» WHAT NEEDS TO BE DONE:
Your task is to restate the data word for word.

__________

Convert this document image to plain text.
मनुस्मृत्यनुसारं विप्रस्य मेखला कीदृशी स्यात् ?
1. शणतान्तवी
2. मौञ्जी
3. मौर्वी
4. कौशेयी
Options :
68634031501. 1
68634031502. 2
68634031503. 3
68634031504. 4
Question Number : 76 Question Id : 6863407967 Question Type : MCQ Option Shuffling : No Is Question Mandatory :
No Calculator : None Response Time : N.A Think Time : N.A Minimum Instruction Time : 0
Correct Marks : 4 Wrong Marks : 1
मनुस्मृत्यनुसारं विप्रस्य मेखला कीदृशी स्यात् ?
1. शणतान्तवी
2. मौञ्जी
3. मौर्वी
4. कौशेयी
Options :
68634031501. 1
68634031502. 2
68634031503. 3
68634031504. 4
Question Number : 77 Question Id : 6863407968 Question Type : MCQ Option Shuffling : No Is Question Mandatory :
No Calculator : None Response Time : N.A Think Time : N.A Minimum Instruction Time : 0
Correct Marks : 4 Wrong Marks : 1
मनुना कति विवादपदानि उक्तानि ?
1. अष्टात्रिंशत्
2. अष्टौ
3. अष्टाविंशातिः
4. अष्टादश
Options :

__________

» RESPONSE TO THIS TASK:
Convert this document image to plain text.
मनुस्मृत्यनुसारं विप्रस्य मेखला कीदृशी स्यात् ?
1. शणतान्तवी
2. मौञ्जी
3. मौर्वी
4. कौशेयी
Options :
68634031501. 1
68634031502. 2
68634031503. 3
68634031504. 4
Question Number : 76 Question Id : 6863407967 Question Type : MCQ Option Shuffling : No Is Question Mandatory :
No Calculator : None Response Time : N.A Think Time : N.A Minimum Instruction Time : 0
Correct Marks : 4 Wrong Marks : 1
मनुस्मृत्यनुसारं विप्रस्य मेखला कीदृशी स्यात् ?
1. शणतान्तवी
2. मौञ्जी
3. मौर्वी
4. कौशेयी
Options :
68634031501. 1
68634031502. 2
68634031503. 3
68634031504. 4
Question Number : 77 Question Id : 6863407968 Question Type : MCQ Option Shuffling : No Is Question Mandatory :
No Calculator : None Response Time : N.A Think Time : N.A Minimum Instruction Time : 0
Correct Marks : 4 Wrong Marks : 1
मनुना कति विवादपदानि उक्तानि ?
1. अष्टात्रिंशत्
2. अष्टौ
3. अष्टाविंशातिः
4. अष्टादश
Options :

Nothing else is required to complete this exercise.